» What you will do
Reproduce the listing below without changes, except that pictures are left out.

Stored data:
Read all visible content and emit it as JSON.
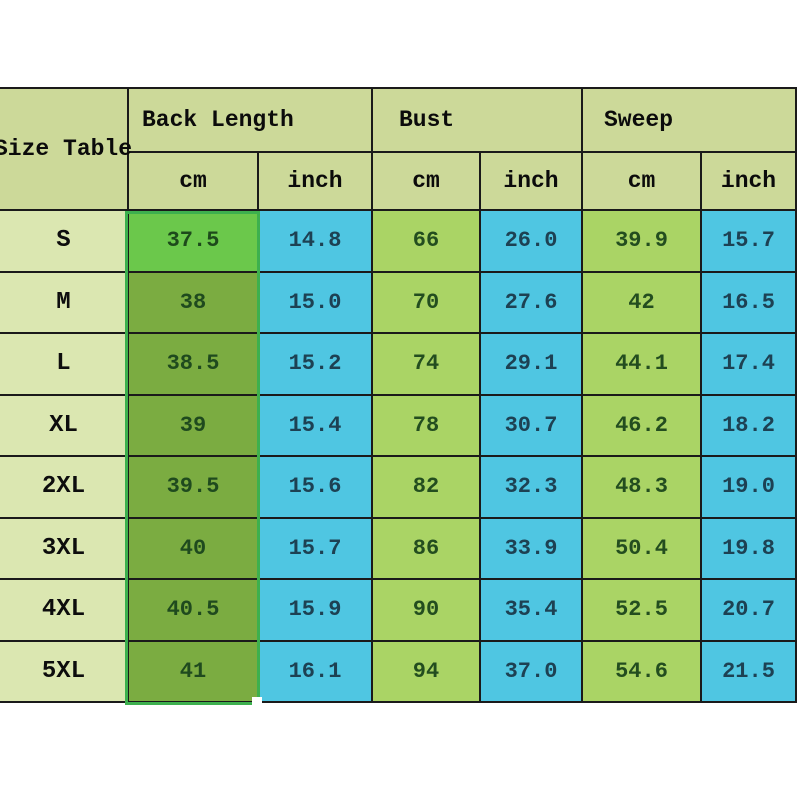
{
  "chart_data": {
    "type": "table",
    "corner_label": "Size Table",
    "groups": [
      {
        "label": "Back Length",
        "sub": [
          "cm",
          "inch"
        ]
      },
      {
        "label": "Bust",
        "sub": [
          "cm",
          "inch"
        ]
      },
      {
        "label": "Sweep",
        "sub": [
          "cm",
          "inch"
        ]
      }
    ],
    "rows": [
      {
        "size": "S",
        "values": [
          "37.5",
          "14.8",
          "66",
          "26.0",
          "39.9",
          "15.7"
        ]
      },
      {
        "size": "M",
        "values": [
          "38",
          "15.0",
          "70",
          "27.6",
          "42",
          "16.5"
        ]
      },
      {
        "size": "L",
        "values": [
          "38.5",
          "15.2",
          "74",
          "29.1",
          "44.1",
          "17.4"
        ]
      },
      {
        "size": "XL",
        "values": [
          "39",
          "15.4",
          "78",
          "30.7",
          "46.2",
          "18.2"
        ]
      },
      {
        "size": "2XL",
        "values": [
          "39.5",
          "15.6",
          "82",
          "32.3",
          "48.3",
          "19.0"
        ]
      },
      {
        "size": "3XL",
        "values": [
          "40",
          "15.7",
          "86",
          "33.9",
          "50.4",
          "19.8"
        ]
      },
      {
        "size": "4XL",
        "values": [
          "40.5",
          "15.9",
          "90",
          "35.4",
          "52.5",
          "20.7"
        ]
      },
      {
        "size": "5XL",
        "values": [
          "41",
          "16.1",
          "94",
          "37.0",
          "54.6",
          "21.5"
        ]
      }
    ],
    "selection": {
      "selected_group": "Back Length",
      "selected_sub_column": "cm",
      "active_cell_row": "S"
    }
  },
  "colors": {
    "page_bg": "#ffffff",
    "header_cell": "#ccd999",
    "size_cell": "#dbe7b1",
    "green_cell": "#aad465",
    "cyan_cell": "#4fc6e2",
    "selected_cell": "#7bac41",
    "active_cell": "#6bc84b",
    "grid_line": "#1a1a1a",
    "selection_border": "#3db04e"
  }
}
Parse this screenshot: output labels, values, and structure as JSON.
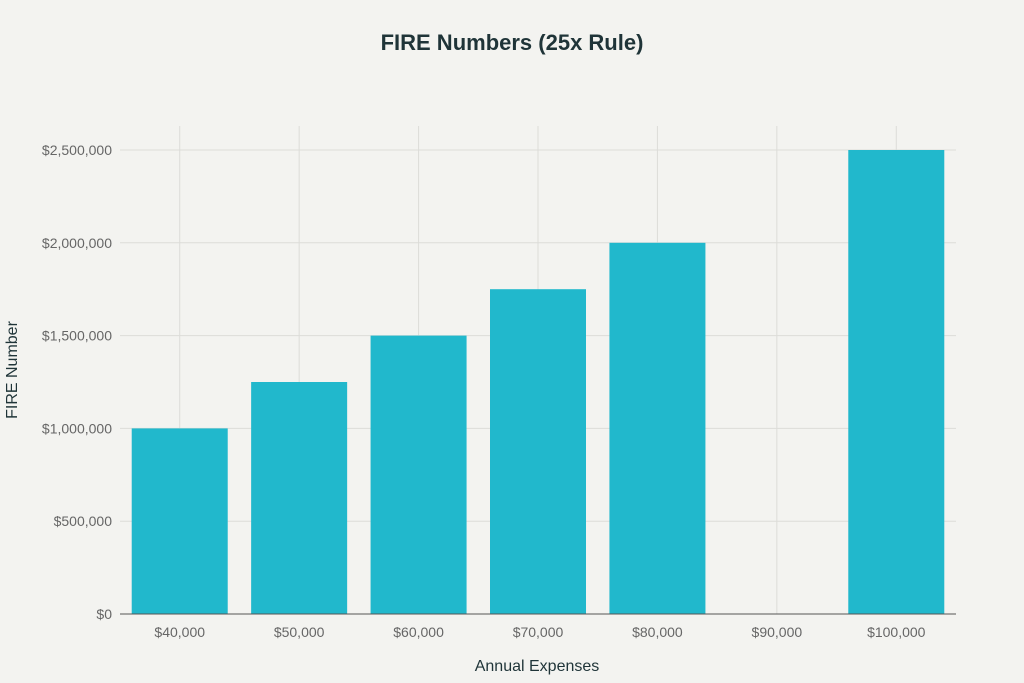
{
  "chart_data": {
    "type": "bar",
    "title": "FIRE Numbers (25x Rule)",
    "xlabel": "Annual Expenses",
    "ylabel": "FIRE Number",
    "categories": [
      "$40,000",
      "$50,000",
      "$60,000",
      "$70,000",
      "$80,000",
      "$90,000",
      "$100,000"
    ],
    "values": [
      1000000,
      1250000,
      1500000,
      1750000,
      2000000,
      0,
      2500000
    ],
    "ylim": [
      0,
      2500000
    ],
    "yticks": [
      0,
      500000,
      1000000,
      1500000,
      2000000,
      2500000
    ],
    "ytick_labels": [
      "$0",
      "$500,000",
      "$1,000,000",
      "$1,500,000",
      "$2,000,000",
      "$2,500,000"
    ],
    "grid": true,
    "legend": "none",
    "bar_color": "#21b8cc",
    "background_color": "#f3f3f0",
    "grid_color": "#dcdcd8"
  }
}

» The output
Read all visible content and emit it as JSON.
{
  "chart_data": {
    "type": "table",
    "corner_label": "Size Table",
    "groups": [
      {
        "label": "Back Length",
        "sub": [
          "cm",
          "inch"
        ]
      },
      {
        "label": "Bust",
        "sub": [
          "cm",
          "inch"
        ]
      },
      {
        "label": "Sweep",
        "sub": [
          "cm",
          "inch"
        ]
      }
    ],
    "rows": [
      {
        "size": "S",
        "values": [
          "37.5",
          "14.8",
          "66",
          "26.0",
          "39.9",
          "15.7"
        ]
      },
      {
        "size": "M",
        "values": [
          "38",
          "15.0",
          "70",
          "27.6",
          "42",
          "16.5"
        ]
      },
      {
        "size": "L",
        "values": [
          "38.5",
          "15.2",
          "74",
          "29.1",
          "44.1",
          "17.4"
        ]
      },
      {
        "size": "XL",
        "values": [
          "39",
          "15.4",
          "78",
          "30.7",
          "46.2",
          "18.2"
        ]
      },
      {
        "size": "2XL",
        "values": [
          "39.5",
          "15.6",
          "82",
          "32.3",
          "48.3",
          "19.0"
        ]
      },
      {
        "size": "3XL",
        "values": [
          "40",
          "15.7",
          "86",
          "33.9",
          "50.4",
          "19.8"
        ]
      },
      {
        "size": "4XL",
        "values": [
          "40.5",
          "15.9",
          "90",
          "35.4",
          "52.5",
          "20.7"
        ]
      },
      {
        "size": "5XL",
        "values": [
          "41",
          "16.1",
          "94",
          "37.0",
          "54.6",
          "21.5"
        ]
      }
    ],
    "selection": {
      "selected_group": "Back Length",
      "selected_sub_column": "cm",
      "active_cell_row": "S"
    }
  },
  "colors": {
    "page_bg": "#ffffff",
    "header_cell": "#ccd999",
    "size_cell": "#dbe7b1",
    "green_cell": "#aad465",
    "cyan_cell": "#4fc6e2",
    "selected_cell": "#7bac41",
    "active_cell": "#6bc84b",
    "grid_line": "#1a1a1a",
    "selection_border": "#3db04e"
  }
}
Parse this screenshot: output labels, values, and structure as JSON.
{
  "chart_data": {
    "type": "bar",
    "title": "FIRE Numbers (25x Rule)",
    "xlabel": "Annual Expenses",
    "ylabel": "FIRE Number",
    "categories": [
      "$40,000",
      "$50,000",
      "$60,000",
      "$70,000",
      "$80,000",
      "$90,000",
      "$100,000"
    ],
    "values": [
      1000000,
      1250000,
      1500000,
      1750000,
      2000000,
      0,
      2500000
    ],
    "ylim": [
      0,
      2500000
    ],
    "yticks": [
      0,
      500000,
      1000000,
      1500000,
      2000000,
      2500000
    ],
    "ytick_labels": [
      "$0",
      "$500,000",
      "$1,000,000",
      "$1,500,000",
      "$2,000,000",
      "$2,500,000"
    ],
    "grid": true,
    "legend": "none",
    "bar_color": "#21b8cc",
    "background_color": "#f3f3f0",
    "grid_color": "#dcdcd8"
  }
}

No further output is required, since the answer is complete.